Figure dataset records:
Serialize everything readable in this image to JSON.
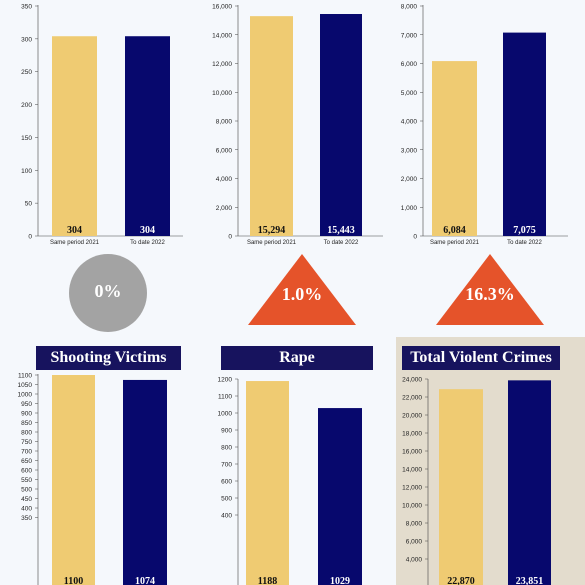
{
  "colors": {
    "y2021": "#efcb72",
    "y2022": "#07086d",
    "navy": "#17135e",
    "grey": "#a3a3a3",
    "orange": "#e5532a",
    "beige": "#e3dccd"
  },
  "chart_data": [
    {
      "type": "bar",
      "title": "",
      "categories": [
        "Same period 2021",
        "To date 2022"
      ],
      "values": [
        304,
        304
      ],
      "value_labels": [
        "304",
        "304"
      ],
      "ylim": [
        0,
        350
      ],
      "ticks": [
        0,
        50,
        100,
        150,
        200,
        250,
        300,
        350
      ],
      "tick_labels": [
        "0",
        "50",
        "100",
        "150",
        "200",
        "250",
        "300",
        "350"
      ],
      "show_categories": true
    },
    {
      "type": "bar",
      "title": "",
      "categories": [
        "Same period 2021",
        "To date 2022"
      ],
      "values": [
        15294,
        15443
      ],
      "value_labels": [
        "15,294",
        "15,443"
      ],
      "ylim": [
        0,
        16000
      ],
      "ticks": [
        0,
        2000,
        4000,
        6000,
        8000,
        10000,
        12000,
        14000,
        16000
      ],
      "tick_labels": [
        "0",
        "2,000",
        "4,000",
        "6,000",
        "8,000",
        "10,000",
        "12,000",
        "14,000",
        "16,000"
      ],
      "show_categories": true
    },
    {
      "type": "bar",
      "title": "",
      "categories": [
        "Same period 2021",
        "To date 2022"
      ],
      "values": [
        6084,
        7075
      ],
      "value_labels": [
        "6,084",
        "7,075"
      ],
      "ylim": [
        0,
        8000
      ],
      "ticks": [
        0,
        1000,
        2000,
        3000,
        4000,
        5000,
        6000,
        7000,
        8000
      ],
      "tick_labels": [
        "0",
        "1,000",
        "2,000",
        "3,000",
        "4,000",
        "5,000",
        "6,000",
        "7,000",
        "8,000"
      ],
      "show_categories": true
    },
    {
      "type": "bar",
      "title": "Shooting Victims",
      "categories": [
        "Same period 2021",
        "To date 2022"
      ],
      "values": [
        1100,
        1074
      ],
      "value_labels": [
        "1100",
        "1074"
      ],
      "ylim": [
        0,
        1100
      ],
      "ticks": [
        350,
        400,
        450,
        500,
        550,
        600,
        650,
        700,
        750,
        800,
        850,
        900,
        950,
        1000,
        1050,
        1100
      ],
      "tick_labels": [
        "350",
        "400",
        "450",
        "500",
        "550",
        "600",
        "650",
        "700",
        "750",
        "800",
        "850",
        "900",
        "950",
        "1000",
        "1050",
        "1100"
      ],
      "show_categories": false
    },
    {
      "type": "bar",
      "title": "Rape",
      "categories": [
        "Same period 2021",
        "To date 2022"
      ],
      "values": [
        1188,
        1029
      ],
      "value_labels": [
        "1188",
        "1029"
      ],
      "ylim": [
        0,
        1200
      ],
      "ticks": [
        400,
        500,
        600,
        700,
        800,
        900,
        1000,
        1100,
        1200
      ],
      "tick_labels": [
        "400",
        "500",
        "600",
        "700",
        "800",
        "900",
        "1000",
        "1100",
        "1200"
      ],
      "show_categories": false
    },
    {
      "type": "bar",
      "title": "Total Violent Crimes",
      "categories": [
        "Same period 2021",
        "To date 2022"
      ],
      "values": [
        22870,
        23851
      ],
      "value_labels": [
        "22,870",
        "23,851"
      ],
      "ylim": [
        0,
        24000
      ],
      "ticks": [
        4000,
        6000,
        8000,
        10000,
        12000,
        14000,
        16000,
        18000,
        20000,
        22000,
        24000
      ],
      "tick_labels": [
        "4,000",
        "6,000",
        "8,000",
        "10,000",
        "12,000",
        "14,000",
        "16,000",
        "18,000",
        "20,000",
        "22,000",
        "24,000"
      ],
      "show_categories": false
    }
  ],
  "badges": [
    {
      "label": "0%",
      "shape": "circle",
      "color": "grey"
    },
    {
      "label": "1.0%",
      "shape": "triangle-up",
      "color": "orange"
    },
    {
      "label": "16.3%",
      "shape": "triangle-up",
      "color": "orange"
    }
  ]
}
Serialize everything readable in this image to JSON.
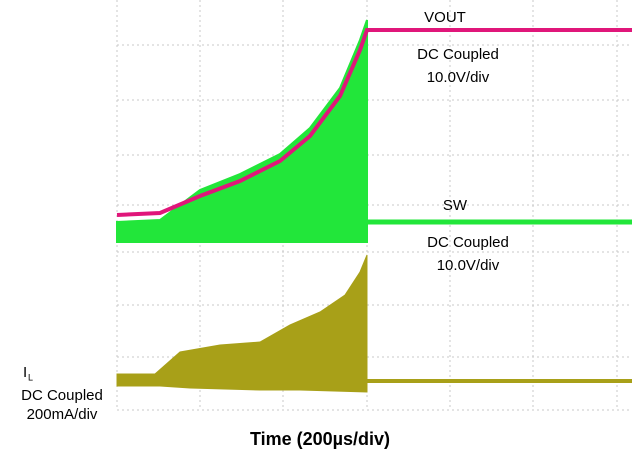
{
  "traces": {
    "vout": {
      "name": "VOUT",
      "coupling": "DC Coupled",
      "scale": "10.0V/div"
    },
    "sw": {
      "name": "SW",
      "coupling": "DC Coupled",
      "scale": "10.0V/div"
    },
    "il": {
      "name": "I",
      "subscript": "L",
      "coupling": "DC Coupled",
      "scale": "200mA/div"
    }
  },
  "x_axis_label": "Time (200µs/div)"
}
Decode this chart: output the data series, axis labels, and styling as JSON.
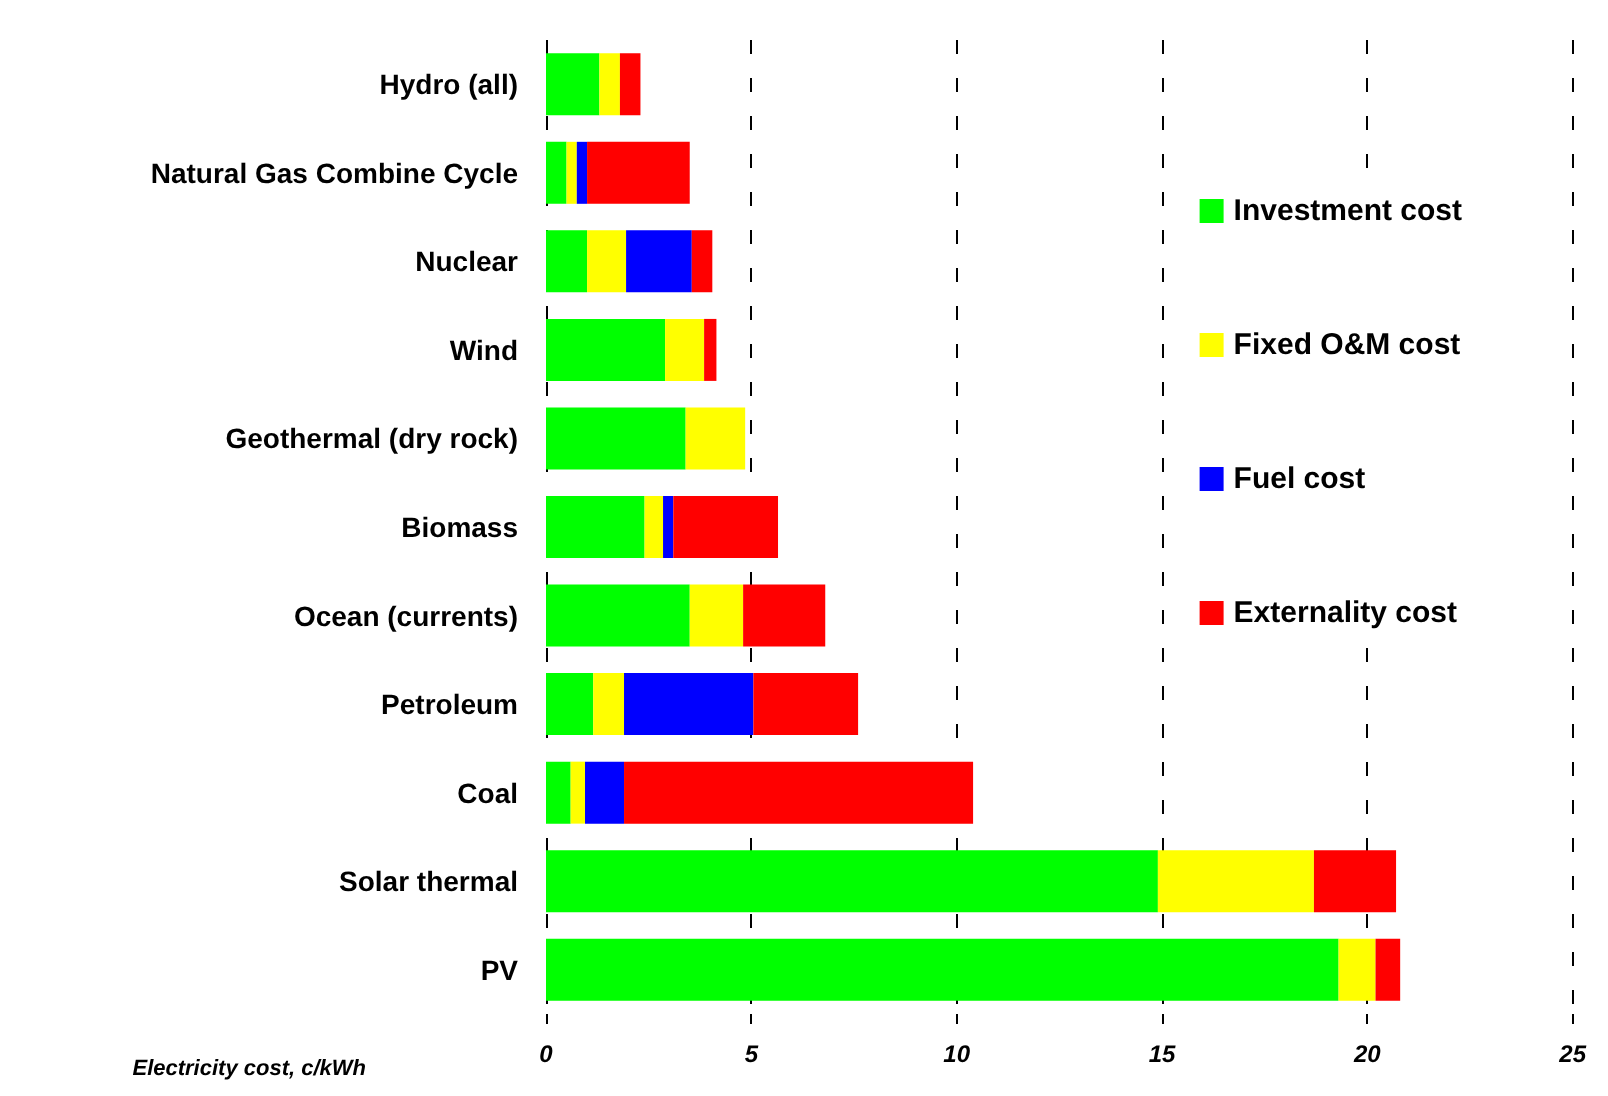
{
  "chart_data": {
    "type": "bar",
    "orientation": "horizontal",
    "stacked": true,
    "xlabel": "Electricity cost, c/kWh",
    "categories": [
      "Hydro (all)",
      "Natural Gas Combine Cycle",
      "Nuclear",
      "Wind",
      "Geothermal (dry rock)",
      "Biomass",
      "Ocean (currents)",
      "Petroleum",
      "Coal",
      "Solar thermal",
      "PV"
    ],
    "series": [
      {
        "name": "Investment cost",
        "color": "#00ff00",
        "values": [
          1.3,
          0.5,
          1.0,
          2.9,
          3.4,
          2.4,
          3.5,
          1.15,
          0.6,
          14.9,
          19.3
        ]
      },
      {
        "name": "Fixed O&M cost",
        "color": "#ffff00",
        "values": [
          0.5,
          0.25,
          0.95,
          0.95,
          1.45,
          0.45,
          1.3,
          0.75,
          0.35,
          3.8,
          0.9
        ]
      },
      {
        "name": "Fuel cost",
        "color": "#0000ff",
        "values": [
          null,
          0.25,
          1.6,
          null,
          null,
          0.25,
          null,
          3.15,
          0.95,
          null,
          null
        ]
      },
      {
        "name": "Externality cost",
        "color": "#ff0000",
        "values": [
          0.5,
          2.5,
          0.5,
          0.3,
          null,
          2.55,
          2.0,
          2.55,
          8.5,
          2.0,
          0.6
        ]
      }
    ],
    "xlim": [
      0,
      25
    ],
    "xticks": [
      0,
      5,
      10,
      15,
      20,
      25
    ],
    "grid": "x",
    "legend": "right"
  }
}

(WORK INSTRUCTIONS) Leave the pictures out and reproduce all of the records exactly.

(FINAL ANSWER)
Serialize everything readable in this image to JSON.
{
  "colors": {
    "y2021": "#efcb72",
    "y2022": "#07086d",
    "navy": "#17135e",
    "grey": "#a3a3a3",
    "orange": "#e5532a",
    "beige": "#e3dccd"
  },
  "chart_data": [
    {
      "type": "bar",
      "title": "",
      "categories": [
        "Same period 2021",
        "To date 2022"
      ],
      "values": [
        304,
        304
      ],
      "value_labels": [
        "304",
        "304"
      ],
      "ylim": [
        0,
        350
      ],
      "ticks": [
        0,
        50,
        100,
        150,
        200,
        250,
        300,
        350
      ],
      "tick_labels": [
        "0",
        "50",
        "100",
        "150",
        "200",
        "250",
        "300",
        "350"
      ],
      "show_categories": true
    },
    {
      "type": "bar",
      "title": "",
      "categories": [
        "Same period 2021",
        "To date 2022"
      ],
      "values": [
        15294,
        15443
      ],
      "value_labels": [
        "15,294",
        "15,443"
      ],
      "ylim": [
        0,
        16000
      ],
      "ticks": [
        0,
        2000,
        4000,
        6000,
        8000,
        10000,
        12000,
        14000,
        16000
      ],
      "tick_labels": [
        "0",
        "2,000",
        "4,000",
        "6,000",
        "8,000",
        "10,000",
        "12,000",
        "14,000",
        "16,000"
      ],
      "show_categories": true
    },
    {
      "type": "bar",
      "title": "",
      "categories": [
        "Same period 2021",
        "To date 2022"
      ],
      "values": [
        6084,
        7075
      ],
      "value_labels": [
        "6,084",
        "7,075"
      ],
      "ylim": [
        0,
        8000
      ],
      "ticks": [
        0,
        1000,
        2000,
        3000,
        4000,
        5000,
        6000,
        7000,
        8000
      ],
      "tick_labels": [
        "0",
        "1,000",
        "2,000",
        "3,000",
        "4,000",
        "5,000",
        "6,000",
        "7,000",
        "8,000"
      ],
      "show_categories": true
    },
    {
      "type": "bar",
      "title": "Shooting Victims",
      "categories": [
        "Same period 2021",
        "To date 2022"
      ],
      "values": [
        1100,
        1074
      ],
      "value_labels": [
        "1100",
        "1074"
      ],
      "ylim": [
        0,
        1100
      ],
      "ticks": [
        350,
        400,
        450,
        500,
        550,
        600,
        650,
        700,
        750,
        800,
        850,
        900,
        950,
        1000,
        1050,
        1100
      ],
      "tick_labels": [
        "350",
        "400",
        "450",
        "500",
        "550",
        "600",
        "650",
        "700",
        "750",
        "800",
        "850",
        "900",
        "950",
        "1000",
        "1050",
        "1100"
      ],
      "show_categories": false
    },
    {
      "type": "bar",
      "title": "Rape",
      "categories": [
        "Same period 2021",
        "To date 2022"
      ],
      "values": [
        1188,
        1029
      ],
      "value_labels": [
        "1188",
        "1029"
      ],
      "ylim": [
        0,
        1200
      ],
      "ticks": [
        400,
        500,
        600,
        700,
        800,
        900,
        1000,
        1100,
        1200
      ],
      "tick_labels": [
        "400",
        "500",
        "600",
        "700",
        "800",
        "900",
        "1000",
        "1100",
        "1200"
      ],
      "show_categories": false
    },
    {
      "type": "bar",
      "title": "Total Violent Crimes",
      "categories": [
        "Same period 2021",
        "To date 2022"
      ],
      "values": [
        22870,
        23851
      ],
      "value_labels": [
        "22,870",
        "23,851"
      ],
      "ylim": [
        0,
        24000
      ],
      "ticks": [
        4000,
        6000,
        8000,
        10000,
        12000,
        14000,
        16000,
        18000,
        20000,
        22000,
        24000
      ],
      "tick_labels": [
        "4,000",
        "6,000",
        "8,000",
        "10,000",
        "12,000",
        "14,000",
        "16,000",
        "18,000",
        "20,000",
        "22,000",
        "24,000"
      ],
      "show_categories": false
    }
  ],
  "badges": [
    {
      "label": "0%",
      "shape": "circle",
      "color": "grey"
    },
    {
      "label": "1.0%",
      "shape": "triangle-up",
      "color": "orange"
    },
    {
      "label": "16.3%",
      "shape": "triangle-up",
      "color": "orange"
    }
  ]
}
Serialize everything readable in this image to JSON.
{
  "traces": {
    "vout": {
      "name": "VOUT",
      "coupling": "DC Coupled",
      "scale": "10.0V/div"
    },
    "sw": {
      "name": "SW",
      "coupling": "DC Coupled",
      "scale": "10.0V/div"
    },
    "il": {
      "name": "I",
      "subscript": "L",
      "coupling": "DC Coupled",
      "scale": "200mA/div"
    }
  },
  "x_axis_label": "Time (200µs/div)"
}
Decode this chart: output the data series, axis labels, and styling as JSON.
{
  "chart_data": {
    "type": "bar",
    "orientation": "horizontal",
    "stacked": true,
    "xlabel": "Electricity cost, c/kWh",
    "categories": [
      "Hydro (all)",
      "Natural Gas Combine Cycle",
      "Nuclear",
      "Wind",
      "Geothermal (dry rock)",
      "Biomass",
      "Ocean (currents)",
      "Petroleum",
      "Coal",
      "Solar thermal",
      "PV"
    ],
    "series": [
      {
        "name": "Investment cost",
        "color": "#00ff00",
        "values": [
          1.3,
          0.5,
          1.0,
          2.9,
          3.4,
          2.4,
          3.5,
          1.15,
          0.6,
          14.9,
          19.3
        ]
      },
      {
        "name": "Fixed O&M cost",
        "color": "#ffff00",
        "values": [
          0.5,
          0.25,
          0.95,
          0.95,
          1.45,
          0.45,
          1.3,
          0.75,
          0.35,
          3.8,
          0.9
        ]
      },
      {
        "name": "Fuel cost",
        "color": "#0000ff",
        "values": [
          null,
          0.25,
          1.6,
          null,
          null,
          0.25,
          null,
          3.15,
          0.95,
          null,
          null
        ]
      },
      {
        "name": "Externality cost",
        "color": "#ff0000",
        "values": [
          0.5,
          2.5,
          0.5,
          0.3,
          null,
          2.55,
          2.0,
          2.55,
          8.5,
          2.0,
          0.6
        ]
      }
    ],
    "xlim": [
      0,
      25
    ],
    "xticks": [
      0,
      5,
      10,
      15,
      20,
      25
    ],
    "grid": "x",
    "legend": "right"
  }
}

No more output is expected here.